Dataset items
________________________________________
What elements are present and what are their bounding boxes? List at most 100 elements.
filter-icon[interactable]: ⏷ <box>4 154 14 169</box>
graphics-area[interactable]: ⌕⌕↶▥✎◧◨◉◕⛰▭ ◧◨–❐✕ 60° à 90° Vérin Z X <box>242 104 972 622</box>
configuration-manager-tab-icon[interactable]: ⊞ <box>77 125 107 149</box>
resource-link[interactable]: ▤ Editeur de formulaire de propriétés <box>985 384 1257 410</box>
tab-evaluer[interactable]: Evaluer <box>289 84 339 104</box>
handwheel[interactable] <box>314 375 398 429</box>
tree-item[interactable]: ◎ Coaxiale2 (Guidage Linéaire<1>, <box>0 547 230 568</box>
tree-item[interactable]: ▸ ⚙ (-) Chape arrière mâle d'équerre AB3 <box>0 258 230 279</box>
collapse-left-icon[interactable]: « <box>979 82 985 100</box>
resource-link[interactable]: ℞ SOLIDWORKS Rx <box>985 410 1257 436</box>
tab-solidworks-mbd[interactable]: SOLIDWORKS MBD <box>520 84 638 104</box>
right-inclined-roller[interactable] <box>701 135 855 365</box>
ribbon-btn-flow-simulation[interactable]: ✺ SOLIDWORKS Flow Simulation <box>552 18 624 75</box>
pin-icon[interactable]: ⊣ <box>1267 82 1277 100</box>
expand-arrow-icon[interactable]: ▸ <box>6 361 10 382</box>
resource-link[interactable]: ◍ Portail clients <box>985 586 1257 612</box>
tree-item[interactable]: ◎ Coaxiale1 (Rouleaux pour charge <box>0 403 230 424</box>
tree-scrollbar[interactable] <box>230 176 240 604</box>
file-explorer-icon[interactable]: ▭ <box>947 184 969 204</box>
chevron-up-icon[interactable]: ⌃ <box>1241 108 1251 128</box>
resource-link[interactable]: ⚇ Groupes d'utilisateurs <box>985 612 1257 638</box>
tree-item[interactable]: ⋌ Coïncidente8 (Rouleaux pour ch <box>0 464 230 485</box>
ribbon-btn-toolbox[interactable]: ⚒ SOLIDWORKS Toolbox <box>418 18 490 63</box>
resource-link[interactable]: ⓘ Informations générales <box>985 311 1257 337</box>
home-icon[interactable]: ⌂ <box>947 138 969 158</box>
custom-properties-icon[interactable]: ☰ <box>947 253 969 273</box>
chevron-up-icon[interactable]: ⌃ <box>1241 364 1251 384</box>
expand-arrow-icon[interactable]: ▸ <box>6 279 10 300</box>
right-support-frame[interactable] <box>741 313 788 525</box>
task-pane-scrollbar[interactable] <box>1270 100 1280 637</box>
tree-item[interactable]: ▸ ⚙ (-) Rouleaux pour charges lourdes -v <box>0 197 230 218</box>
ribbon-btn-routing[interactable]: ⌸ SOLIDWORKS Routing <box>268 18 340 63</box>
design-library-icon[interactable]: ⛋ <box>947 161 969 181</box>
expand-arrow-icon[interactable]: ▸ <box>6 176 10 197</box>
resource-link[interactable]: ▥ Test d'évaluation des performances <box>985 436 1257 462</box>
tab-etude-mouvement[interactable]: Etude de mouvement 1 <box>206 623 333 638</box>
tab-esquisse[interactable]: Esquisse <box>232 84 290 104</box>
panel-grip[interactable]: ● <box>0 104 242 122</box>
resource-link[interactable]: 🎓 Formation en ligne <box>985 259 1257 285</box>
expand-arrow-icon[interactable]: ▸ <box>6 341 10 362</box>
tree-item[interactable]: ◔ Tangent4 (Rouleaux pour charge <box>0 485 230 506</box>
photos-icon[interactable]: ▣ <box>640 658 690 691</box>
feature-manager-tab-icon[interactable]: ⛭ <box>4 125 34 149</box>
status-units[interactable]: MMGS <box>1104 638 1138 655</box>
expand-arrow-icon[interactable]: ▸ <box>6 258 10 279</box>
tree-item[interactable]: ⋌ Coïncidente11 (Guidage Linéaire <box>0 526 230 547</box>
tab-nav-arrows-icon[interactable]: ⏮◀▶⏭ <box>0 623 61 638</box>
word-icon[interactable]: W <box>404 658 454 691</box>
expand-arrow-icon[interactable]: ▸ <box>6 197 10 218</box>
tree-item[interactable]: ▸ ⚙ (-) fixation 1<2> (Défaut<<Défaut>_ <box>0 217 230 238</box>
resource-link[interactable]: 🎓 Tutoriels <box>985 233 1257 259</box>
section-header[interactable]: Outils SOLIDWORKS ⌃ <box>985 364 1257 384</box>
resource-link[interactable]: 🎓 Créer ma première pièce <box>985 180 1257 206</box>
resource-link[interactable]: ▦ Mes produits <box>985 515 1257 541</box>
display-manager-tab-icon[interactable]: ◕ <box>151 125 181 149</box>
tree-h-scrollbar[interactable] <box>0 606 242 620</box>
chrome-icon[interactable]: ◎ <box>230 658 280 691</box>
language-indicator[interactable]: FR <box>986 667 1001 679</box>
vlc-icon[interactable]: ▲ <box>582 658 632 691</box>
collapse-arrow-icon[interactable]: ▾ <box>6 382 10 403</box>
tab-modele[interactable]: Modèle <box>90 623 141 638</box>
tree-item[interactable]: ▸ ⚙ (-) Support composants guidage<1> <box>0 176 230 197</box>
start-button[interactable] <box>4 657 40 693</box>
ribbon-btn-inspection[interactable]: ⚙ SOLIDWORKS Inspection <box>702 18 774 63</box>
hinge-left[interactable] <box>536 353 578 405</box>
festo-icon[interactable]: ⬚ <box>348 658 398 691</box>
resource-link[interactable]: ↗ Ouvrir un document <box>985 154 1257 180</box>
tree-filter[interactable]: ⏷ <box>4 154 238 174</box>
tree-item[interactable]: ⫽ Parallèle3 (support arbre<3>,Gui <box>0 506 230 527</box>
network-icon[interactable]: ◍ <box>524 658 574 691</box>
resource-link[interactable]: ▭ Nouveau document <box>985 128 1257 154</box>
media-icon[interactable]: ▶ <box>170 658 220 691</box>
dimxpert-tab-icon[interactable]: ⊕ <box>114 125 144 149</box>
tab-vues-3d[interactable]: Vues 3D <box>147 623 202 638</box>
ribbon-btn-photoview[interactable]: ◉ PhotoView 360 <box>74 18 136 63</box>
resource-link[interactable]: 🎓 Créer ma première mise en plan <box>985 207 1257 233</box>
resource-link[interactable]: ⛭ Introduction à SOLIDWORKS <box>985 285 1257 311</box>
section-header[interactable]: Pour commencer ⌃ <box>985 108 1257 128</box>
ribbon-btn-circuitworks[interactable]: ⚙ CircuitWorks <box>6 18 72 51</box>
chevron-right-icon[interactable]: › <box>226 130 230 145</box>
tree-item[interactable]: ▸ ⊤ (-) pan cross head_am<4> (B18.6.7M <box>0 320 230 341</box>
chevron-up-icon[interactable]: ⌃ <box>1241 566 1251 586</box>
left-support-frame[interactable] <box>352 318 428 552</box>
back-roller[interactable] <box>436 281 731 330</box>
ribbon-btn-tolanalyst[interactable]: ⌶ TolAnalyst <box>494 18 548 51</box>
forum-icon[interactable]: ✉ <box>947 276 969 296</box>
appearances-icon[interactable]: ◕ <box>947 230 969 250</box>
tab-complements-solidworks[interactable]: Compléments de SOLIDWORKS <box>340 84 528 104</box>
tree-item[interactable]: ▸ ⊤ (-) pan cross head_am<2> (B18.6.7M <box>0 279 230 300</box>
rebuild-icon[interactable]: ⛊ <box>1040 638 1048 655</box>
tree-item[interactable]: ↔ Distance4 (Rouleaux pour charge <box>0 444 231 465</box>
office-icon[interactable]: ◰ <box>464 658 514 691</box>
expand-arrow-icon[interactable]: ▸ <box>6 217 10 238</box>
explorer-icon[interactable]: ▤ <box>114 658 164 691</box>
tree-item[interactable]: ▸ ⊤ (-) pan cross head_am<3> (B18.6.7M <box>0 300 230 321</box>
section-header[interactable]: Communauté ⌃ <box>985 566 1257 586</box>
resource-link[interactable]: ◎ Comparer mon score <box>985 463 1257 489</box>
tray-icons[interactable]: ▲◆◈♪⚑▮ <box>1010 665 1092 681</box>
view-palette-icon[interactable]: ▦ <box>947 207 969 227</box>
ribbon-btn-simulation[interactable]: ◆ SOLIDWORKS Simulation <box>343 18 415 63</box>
________________________________________
Starting at the first line of the records and ending with the line that contains "resource-link[interactable]: ⓘ Informations", output each line as a row of a Markdown table with the columns Row and Line, skipping any blank lines.

FULL OUTPUT:
| Row | Line |
|---|---|
| 1 | What elements are present and what are their bounding boxes? List at most 100 elements. |
| 2 | filter-icon[interactable]: ⏷ <box>4 154 14 169</box> |
| 3 | graphics-area[interactable]: ⌕⌕↶▥✎◧◨◉◕⛰▭ ◧◨–❐✕ 60° à 90° Vérin Z X <box>242 104 972 622</box> |
| 4 | configuration-manager-tab-icon[interactable]: ⊞ <box>77 125 107 149</box> |
| 5 | resource-link[interactable]: ▤ Editeur de formulaire de propriétés <box>985 384 1257 410</box> |
| 6 | tab-evaluer[interactable]: Evaluer <box>289 84 339 104</box> |
| 7 | handwheel[interactable] <box>314 375 398 429</box> |
| 8 | tree-item[interactable]: ◎ Coaxiale2 (Guidage Linéaire<1>, <box>0 547 230 568</box> |
| 9 | tree-item[interactable]: ▸ ⚙ (-) Chape arrière mâle d'équerre AB3 <box>0 258 230 279</box> |
| 10 | collapse-left-icon[interactable]: « <box>979 82 985 100</box> |
| 11 | resource-link[interactable]: ℞ SOLIDWORKS Rx <box>985 410 1257 436</box> |
| 12 | tab-solidworks-mbd[interactable]: SOLIDWORKS MBD <box>520 84 638 104</box> |
| 13 | right-inclined-roller[interactable] <box>701 135 855 365</box> |
| 14 | ribbon-btn-flow-simulation[interactable]: ✺ SOLIDWORKS Flow Simulation <box>552 18 624 75</box> |
| 15 | pin-icon[interactable]: ⊣ <box>1267 82 1277 100</box> |
| 16 | expand-arrow-icon[interactable]: ▸ <box>6 361 10 382</box> |
| 17 | resource-link[interactable]: ◍ Portail clients <box>985 586 1257 612</box> |
| 18 | tree-item[interactable]: ◎ Coaxiale1 (Rouleaux pour charge <box>0 403 230 424</box> |
| 19 | tree-scrollbar[interactable] <box>230 176 240 604</box> |
| 20 | file-explorer-icon[interactable]: ▭ <box>947 184 969 204</box> |
| 21 | chevron-up-icon[interactable]: ⌃ <box>1241 108 1251 128</box> |
| 22 | resource-link[interactable]: ⚇ Groupes d'utilisateurs <box>985 612 1257 638</box> |
| 23 | tree-item[interactable]: ⋌ Coïncidente8 (Rouleaux pour ch <box>0 464 230 485</box> |
| 24 | ribbon-btn-toolbox[interactable]: ⚒ SOLIDWORKS Toolbox <box>418 18 490 63</box> |
| 25 | resource-link[interactable]: ⓘ Informations générales <box>985 311 1257 337</box> |